**Your task**
Keep the wording of each record exactly the same when you repeat it, and leave out pictures.
**** Input rows ****
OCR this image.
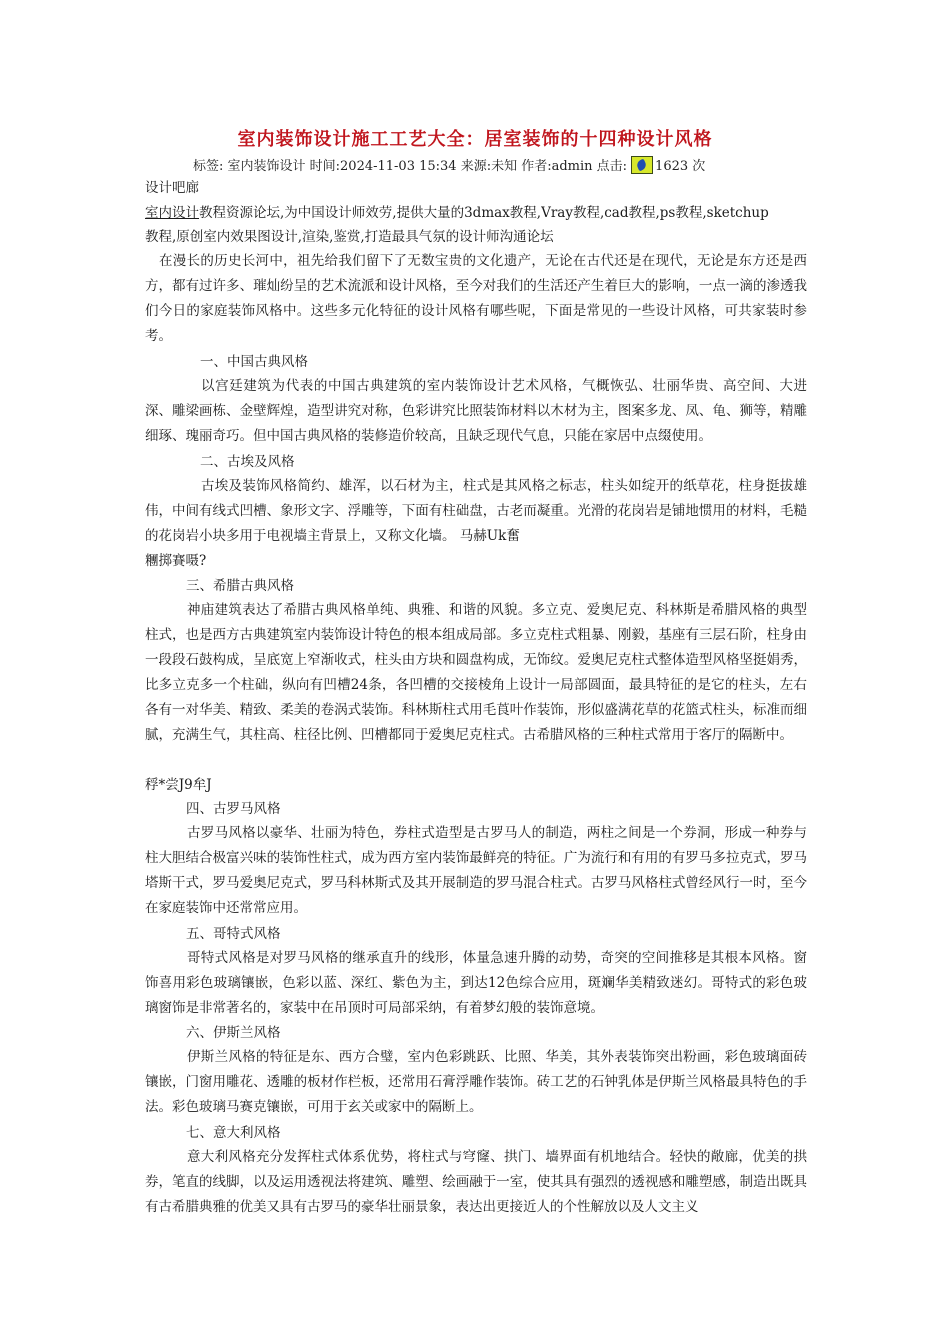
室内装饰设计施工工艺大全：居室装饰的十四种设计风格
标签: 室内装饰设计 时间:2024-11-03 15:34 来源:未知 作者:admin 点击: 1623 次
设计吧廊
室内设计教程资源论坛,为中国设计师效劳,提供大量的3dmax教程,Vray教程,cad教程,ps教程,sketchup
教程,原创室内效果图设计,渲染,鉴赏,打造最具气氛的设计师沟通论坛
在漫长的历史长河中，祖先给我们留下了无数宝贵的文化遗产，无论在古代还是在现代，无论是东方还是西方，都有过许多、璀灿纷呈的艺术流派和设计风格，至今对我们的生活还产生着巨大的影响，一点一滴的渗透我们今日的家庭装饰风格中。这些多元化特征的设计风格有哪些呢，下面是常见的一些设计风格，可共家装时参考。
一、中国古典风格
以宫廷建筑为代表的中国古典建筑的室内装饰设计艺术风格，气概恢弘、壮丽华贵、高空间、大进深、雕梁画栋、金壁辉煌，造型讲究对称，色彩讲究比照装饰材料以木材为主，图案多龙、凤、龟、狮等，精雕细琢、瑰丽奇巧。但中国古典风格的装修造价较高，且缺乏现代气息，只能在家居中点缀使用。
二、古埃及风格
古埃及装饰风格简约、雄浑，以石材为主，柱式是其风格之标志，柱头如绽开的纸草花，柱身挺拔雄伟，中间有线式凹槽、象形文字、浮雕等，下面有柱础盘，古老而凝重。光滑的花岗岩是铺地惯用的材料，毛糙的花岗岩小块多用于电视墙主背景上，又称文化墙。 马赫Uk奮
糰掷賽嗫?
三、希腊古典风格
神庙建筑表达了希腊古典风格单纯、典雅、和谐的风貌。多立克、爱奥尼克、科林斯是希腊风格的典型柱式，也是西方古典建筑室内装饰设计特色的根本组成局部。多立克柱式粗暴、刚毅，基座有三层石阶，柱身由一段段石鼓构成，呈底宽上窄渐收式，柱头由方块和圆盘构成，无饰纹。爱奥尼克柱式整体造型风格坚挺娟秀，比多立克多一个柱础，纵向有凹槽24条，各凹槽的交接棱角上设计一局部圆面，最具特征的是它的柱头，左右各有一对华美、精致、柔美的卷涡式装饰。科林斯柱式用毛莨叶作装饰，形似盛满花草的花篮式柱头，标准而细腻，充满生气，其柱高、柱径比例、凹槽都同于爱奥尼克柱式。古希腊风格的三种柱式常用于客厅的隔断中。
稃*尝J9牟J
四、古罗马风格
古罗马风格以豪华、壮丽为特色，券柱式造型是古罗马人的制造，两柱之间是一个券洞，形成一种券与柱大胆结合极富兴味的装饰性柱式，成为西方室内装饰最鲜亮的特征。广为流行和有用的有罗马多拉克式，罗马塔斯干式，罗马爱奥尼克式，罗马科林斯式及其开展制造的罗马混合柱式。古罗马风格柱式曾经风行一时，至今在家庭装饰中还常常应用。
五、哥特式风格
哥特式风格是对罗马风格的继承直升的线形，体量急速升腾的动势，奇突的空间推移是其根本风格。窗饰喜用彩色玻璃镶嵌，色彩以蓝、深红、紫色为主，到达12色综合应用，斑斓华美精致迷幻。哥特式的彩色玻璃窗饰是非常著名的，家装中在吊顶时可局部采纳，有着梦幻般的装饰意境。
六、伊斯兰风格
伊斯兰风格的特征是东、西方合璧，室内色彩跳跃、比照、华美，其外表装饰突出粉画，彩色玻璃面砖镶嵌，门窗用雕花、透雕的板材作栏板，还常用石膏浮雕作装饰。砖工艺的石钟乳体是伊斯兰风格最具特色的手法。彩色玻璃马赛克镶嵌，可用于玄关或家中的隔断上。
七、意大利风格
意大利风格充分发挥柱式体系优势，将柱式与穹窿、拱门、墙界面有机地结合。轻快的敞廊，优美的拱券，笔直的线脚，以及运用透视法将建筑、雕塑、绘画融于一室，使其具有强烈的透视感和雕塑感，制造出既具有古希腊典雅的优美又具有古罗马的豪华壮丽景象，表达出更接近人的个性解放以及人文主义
****
**Task output**
OCR this image.
室内装饰设计施工工艺大全：居室装饰的十四种设计风格
标签: 室内装饰设计 时间:2024-11-03 15:34 来源:未知 作者:admin 点击: 1623 次
设计吧廊
室内设计教程资源论坛,为中国设计师效劳,提供大量的3dmax教程,Vray教程,cad教程,ps教程,sketchup
教程,原创室内效果图设计,渲染,鉴赏,打造最具气氛的设计师沟通论坛
在漫长的历史长河中，祖先给我们留下了无数宝贵的文化遗产，无论在古代还是在现代，无论是东方还是西方，都有过许多、璀灿纷呈的艺术流派和设计风格，至今对我们的生活还产生着巨大的影响，一点一滴的渗透我们今日的家庭装饰风格中。这些多元化特征的设计风格有哪些呢，下面是常见的一些设计风格，可共家装时参考。
一、中国古典风格
以宫廷建筑为代表的中国古典建筑的室内装饰设计艺术风格，气概恢弘、壮丽华贵、高空间、大进深、雕梁画栋、金壁辉煌，造型讲究对称，色彩讲究比照装饰材料以木材为主，图案多龙、凤、龟、狮等，精雕细琢、瑰丽奇巧。但中国古典风格的装修造价较高，且缺乏现代气息，只能在家居中点缀使用。
二、古埃及风格
古埃及装饰风格简约、雄浑，以石材为主，柱式是其风格之标志，柱头如绽开的纸草花，柱身挺拔雄伟，中间有线式凹槽、象形文字、浮雕等，下面有柱础盘，古老而凝重。光滑的花岗岩是铺地惯用的材料，毛糙的花岗岩小块多用于电视墙主背景上，又称文化墙。 马赫Uk奮
糰掷賽嗫?
三、希腊古典风格
神庙建筑表达了希腊古典风格单纯、典雅、和谐的风貌。多立克、爱奥尼克、科林斯是希腊风格的典型柱式，也是西方古典建筑室内装饰设计特色的根本组成局部。多立克柱式粗暴、刚毅，基座有三层石阶，柱身由一段段石鼓构成，呈底宽上窄渐收式，柱头由方块和圆盘构成，无饰纹。爱奥尼克柱式整体造型风格坚挺娟秀，比多立克多一个柱础，纵向有凹槽24条，各凹槽的交接棱角上设计一局部圆面，最具特征的是它的柱头，左右各有一对华美、精致、柔美的卷涡式装饰。科林斯柱式用毛莨叶作装饰，形似盛满花草的花篮式柱头，标准而细腻，充满生气，其柱高、柱径比例、凹槽都同于爱奥尼克柱式。古希腊风格的三种柱式常用于客厅的隔断中。
稃*尝J9牟J
四、古罗马风格
古罗马风格以豪华、壮丽为特色，券柱式造型是古罗马人的制造，两柱之间是一个券洞，形成一种券与柱大胆结合极富兴味的装饰性柱式，成为西方室内装饰最鲜亮的特征。广为流行和有用的有罗马多拉克式，罗马塔斯干式，罗马爱奥尼克式，罗马科林斯式及其开展制造的罗马混合柱式。古罗马风格柱式曾经风行一时，至今在家庭装饰中还常常应用。
五、哥特式风格
哥特式风格是对罗马风格的继承直升的线形，体量急速升腾的动势，奇突的空间推移是其根本风格。窗饰喜用彩色玻璃镶嵌，色彩以蓝、深红、紫色为主，到达12色综合应用，斑斓华美精致迷幻。哥特式的彩色玻璃窗饰是非常著名的，家装中在吊顶时可局部采纳，有着梦幻般的装饰意境。
六、伊斯兰风格
伊斯兰风格的特征是东、西方合璧，室内色彩跳跃、比照、华美，其外表装饰突出粉画，彩色玻璃面砖镶嵌，门窗用雕花、透雕的板材作栏板，还常用石膏浮雕作装饰。砖工艺的石钟乳体是伊斯兰风格最具特色的手法。彩色玻璃马赛克镶嵌，可用于玄关或家中的隔断上。
七、意大利风格
意大利风格充分发挥柱式体系优势，将柱式与穹窿、拱门、墙界面有机地结合。轻快的敞廊，优美的拱券，笔直的线脚，以及运用透视法将建筑、雕塑、绘画融于一室，使其具有强烈的透视感和雕塑感，制造出既具有古希腊典雅的优美又具有古罗马的豪华壮丽景象，表达出更接近人的个性解放以及人文主义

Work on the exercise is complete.